Dataset records
--- start ---

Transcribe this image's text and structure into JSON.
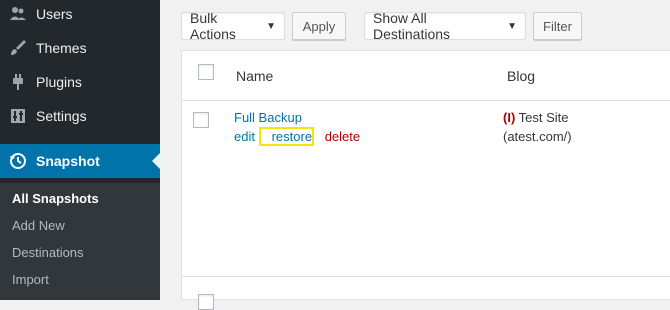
{
  "sidebar": {
    "items": [
      {
        "label": "Users",
        "icon": "users-icon"
      },
      {
        "label": "Themes",
        "icon": "brush-icon"
      },
      {
        "label": "Plugins",
        "icon": "plugin-icon"
      },
      {
        "label": "Settings",
        "icon": "settings-icon"
      },
      {
        "label": "Snapshot",
        "icon": "history-icon"
      }
    ],
    "submenu": [
      "All Snapshots",
      "Add New",
      "Destinations",
      "Import"
    ]
  },
  "toolbar": {
    "bulk_actions": "Bulk Actions",
    "apply": "Apply",
    "destinations": "Show All Destinations",
    "filter": "Filter"
  },
  "table": {
    "headers": {
      "name": "Name",
      "blog": "Blog"
    },
    "rows": [
      {
        "name": "Full Backup",
        "actions": {
          "edit": "edit",
          "restore": "restore",
          "delete": "delete"
        },
        "blog_prefix": "(I)",
        "blog_name": "Test Site",
        "blog_url": "(atest.com/)"
      }
    ]
  },
  "colors": {
    "sidebar_bg": "#23282d",
    "active_bg": "#0073aa",
    "link": "#0073aa",
    "delete": "#aa0000",
    "highlight": "#f5e60a"
  }
}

--- end ---

[Short problem] Nothing in the entries above should change when they are printed again, except that the pictures are dropped.

[Written response]
Transcribe this image's text and structure into JSON.
{
  "sidebar": {
    "items": [
      {
        "label": "Users",
        "icon": "users-icon"
      },
      {
        "label": "Themes",
        "icon": "brush-icon"
      },
      {
        "label": "Plugins",
        "icon": "plugin-icon"
      },
      {
        "label": "Settings",
        "icon": "settings-icon"
      },
      {
        "label": "Snapshot",
        "icon": "history-icon"
      }
    ],
    "submenu": [
      "All Snapshots",
      "Add New",
      "Destinations",
      "Import"
    ]
  },
  "toolbar": {
    "bulk_actions": "Bulk Actions",
    "apply": "Apply",
    "destinations": "Show All Destinations",
    "filter": "Filter"
  },
  "table": {
    "headers": {
      "name": "Name",
      "blog": "Blog"
    },
    "rows": [
      {
        "name": "Full Backup",
        "actions": {
          "edit": "edit",
          "restore": "restore",
          "delete": "delete"
        },
        "blog_prefix": "(I)",
        "blog_name": "Test Site",
        "blog_url": "(atest.com/)"
      }
    ]
  },
  "colors": {
    "sidebar_bg": "#23282d",
    "active_bg": "#0073aa",
    "link": "#0073aa",
    "delete": "#aa0000",
    "highlight": "#f5e60a"
  }
}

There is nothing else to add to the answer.